» Directions: Look through the data below. Pick out the lines holding the string "dashboard".

» Material supplied:
▼

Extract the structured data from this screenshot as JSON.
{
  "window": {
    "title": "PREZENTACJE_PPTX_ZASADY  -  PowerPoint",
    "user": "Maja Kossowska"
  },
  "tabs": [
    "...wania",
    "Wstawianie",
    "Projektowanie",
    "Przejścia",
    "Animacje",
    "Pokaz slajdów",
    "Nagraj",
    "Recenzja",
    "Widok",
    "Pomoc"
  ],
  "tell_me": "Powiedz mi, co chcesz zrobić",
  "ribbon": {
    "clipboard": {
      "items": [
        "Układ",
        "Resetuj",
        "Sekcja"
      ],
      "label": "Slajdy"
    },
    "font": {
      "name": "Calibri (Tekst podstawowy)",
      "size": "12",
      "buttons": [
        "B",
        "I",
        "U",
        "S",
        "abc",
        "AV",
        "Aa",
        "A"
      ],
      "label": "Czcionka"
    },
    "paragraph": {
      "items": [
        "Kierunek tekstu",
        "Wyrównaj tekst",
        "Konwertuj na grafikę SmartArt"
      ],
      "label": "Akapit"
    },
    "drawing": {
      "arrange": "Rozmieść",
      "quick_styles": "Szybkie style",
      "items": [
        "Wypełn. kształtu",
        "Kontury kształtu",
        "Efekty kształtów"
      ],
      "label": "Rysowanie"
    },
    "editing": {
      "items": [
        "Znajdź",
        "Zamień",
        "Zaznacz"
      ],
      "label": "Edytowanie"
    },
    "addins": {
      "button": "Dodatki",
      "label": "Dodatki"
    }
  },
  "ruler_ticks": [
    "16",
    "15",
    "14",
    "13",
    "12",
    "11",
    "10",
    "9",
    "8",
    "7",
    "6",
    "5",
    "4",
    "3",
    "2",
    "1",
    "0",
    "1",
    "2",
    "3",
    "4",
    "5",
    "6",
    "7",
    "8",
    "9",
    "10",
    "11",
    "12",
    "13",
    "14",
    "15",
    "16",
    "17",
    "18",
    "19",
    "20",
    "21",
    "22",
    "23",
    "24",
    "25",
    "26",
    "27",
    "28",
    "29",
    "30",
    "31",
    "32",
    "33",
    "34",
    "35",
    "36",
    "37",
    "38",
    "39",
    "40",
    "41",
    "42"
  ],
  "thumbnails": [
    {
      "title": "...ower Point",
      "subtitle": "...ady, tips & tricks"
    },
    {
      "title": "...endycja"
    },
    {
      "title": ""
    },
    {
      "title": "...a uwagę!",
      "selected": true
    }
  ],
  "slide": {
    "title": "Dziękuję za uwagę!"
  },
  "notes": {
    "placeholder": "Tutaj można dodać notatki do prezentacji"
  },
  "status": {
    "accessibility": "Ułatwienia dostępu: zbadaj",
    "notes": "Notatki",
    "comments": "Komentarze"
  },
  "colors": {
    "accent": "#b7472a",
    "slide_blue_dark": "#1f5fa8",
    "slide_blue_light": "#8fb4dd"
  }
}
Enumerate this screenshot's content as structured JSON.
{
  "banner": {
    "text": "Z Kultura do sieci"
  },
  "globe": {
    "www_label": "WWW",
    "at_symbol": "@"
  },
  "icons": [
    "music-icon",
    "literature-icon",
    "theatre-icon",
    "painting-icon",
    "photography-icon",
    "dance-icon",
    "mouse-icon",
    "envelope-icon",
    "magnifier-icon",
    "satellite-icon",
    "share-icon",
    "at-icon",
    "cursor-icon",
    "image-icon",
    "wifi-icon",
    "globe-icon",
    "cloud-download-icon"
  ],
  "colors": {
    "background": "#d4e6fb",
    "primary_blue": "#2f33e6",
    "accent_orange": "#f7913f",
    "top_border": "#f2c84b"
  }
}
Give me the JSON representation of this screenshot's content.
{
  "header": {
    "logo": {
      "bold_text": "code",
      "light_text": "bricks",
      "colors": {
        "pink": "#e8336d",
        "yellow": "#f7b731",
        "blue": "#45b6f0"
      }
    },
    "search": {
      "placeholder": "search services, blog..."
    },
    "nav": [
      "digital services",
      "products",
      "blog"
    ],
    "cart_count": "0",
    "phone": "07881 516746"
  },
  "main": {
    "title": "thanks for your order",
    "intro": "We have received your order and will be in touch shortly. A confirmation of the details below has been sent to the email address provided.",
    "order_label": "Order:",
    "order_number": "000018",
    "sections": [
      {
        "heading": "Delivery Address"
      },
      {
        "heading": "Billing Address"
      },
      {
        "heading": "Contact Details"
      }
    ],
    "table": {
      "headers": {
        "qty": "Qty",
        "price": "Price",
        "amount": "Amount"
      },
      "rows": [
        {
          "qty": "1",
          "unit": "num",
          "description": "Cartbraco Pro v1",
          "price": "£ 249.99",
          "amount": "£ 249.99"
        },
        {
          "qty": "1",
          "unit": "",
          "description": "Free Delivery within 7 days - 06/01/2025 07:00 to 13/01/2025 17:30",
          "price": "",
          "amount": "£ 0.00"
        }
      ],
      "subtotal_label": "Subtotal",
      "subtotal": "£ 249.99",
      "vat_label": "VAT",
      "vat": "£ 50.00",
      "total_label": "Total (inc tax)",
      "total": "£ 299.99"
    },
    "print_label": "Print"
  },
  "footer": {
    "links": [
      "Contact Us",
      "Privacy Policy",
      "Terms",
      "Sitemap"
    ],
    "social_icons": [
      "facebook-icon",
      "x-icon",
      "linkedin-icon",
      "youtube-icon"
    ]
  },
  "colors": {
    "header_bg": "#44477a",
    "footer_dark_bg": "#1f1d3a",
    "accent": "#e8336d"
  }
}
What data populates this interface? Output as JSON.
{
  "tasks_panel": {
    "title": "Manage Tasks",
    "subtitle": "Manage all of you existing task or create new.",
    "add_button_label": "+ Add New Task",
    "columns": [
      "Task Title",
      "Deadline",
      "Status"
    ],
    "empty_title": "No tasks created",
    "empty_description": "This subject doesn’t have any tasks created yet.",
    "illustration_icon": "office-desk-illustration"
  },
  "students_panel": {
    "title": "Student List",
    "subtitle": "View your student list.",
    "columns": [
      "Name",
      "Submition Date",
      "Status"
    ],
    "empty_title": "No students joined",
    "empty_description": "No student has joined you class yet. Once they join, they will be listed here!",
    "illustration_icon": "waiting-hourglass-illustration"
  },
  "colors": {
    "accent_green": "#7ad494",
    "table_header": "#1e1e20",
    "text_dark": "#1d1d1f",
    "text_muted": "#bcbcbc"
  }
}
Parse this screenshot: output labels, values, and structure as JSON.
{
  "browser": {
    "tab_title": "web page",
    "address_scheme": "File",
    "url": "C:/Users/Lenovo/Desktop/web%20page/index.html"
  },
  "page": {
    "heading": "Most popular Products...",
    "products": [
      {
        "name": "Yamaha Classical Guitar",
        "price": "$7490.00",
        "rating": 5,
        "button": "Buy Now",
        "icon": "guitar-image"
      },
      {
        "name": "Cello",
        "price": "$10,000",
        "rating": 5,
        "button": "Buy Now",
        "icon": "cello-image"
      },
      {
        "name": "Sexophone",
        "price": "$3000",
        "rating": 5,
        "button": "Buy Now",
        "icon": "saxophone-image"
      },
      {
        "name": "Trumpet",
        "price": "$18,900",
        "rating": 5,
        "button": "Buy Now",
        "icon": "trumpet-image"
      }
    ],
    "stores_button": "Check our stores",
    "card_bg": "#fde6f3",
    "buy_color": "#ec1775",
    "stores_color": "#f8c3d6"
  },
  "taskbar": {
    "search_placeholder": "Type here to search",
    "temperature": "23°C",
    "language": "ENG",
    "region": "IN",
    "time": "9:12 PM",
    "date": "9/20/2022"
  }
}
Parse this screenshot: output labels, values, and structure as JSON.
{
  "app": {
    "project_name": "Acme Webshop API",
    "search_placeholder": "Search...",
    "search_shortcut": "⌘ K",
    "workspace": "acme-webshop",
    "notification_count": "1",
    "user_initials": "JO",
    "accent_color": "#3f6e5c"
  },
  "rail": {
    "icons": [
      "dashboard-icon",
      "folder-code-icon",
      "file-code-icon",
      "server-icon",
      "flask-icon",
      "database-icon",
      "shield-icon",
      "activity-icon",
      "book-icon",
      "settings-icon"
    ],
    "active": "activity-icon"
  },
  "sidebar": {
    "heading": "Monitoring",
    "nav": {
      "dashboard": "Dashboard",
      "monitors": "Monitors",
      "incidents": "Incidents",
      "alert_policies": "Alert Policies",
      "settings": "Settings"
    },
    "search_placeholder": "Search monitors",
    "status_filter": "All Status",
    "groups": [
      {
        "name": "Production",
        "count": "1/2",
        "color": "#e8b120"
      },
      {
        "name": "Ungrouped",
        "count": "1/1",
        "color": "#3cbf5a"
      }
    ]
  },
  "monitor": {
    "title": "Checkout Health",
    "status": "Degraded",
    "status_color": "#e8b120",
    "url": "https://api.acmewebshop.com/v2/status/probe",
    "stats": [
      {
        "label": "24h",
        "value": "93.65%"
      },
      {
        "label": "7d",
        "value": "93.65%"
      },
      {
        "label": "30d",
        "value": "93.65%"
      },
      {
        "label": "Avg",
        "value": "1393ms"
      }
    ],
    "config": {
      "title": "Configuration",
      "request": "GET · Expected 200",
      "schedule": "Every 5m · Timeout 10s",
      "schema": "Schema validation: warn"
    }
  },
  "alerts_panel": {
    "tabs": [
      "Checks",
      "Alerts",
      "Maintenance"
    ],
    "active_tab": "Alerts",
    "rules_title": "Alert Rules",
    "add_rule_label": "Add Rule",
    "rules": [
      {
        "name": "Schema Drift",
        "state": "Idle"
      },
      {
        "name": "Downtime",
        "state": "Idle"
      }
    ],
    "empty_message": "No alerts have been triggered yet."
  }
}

▲

» Reply:
      "dashboard-icon",
      "dashboard": "Dashboard",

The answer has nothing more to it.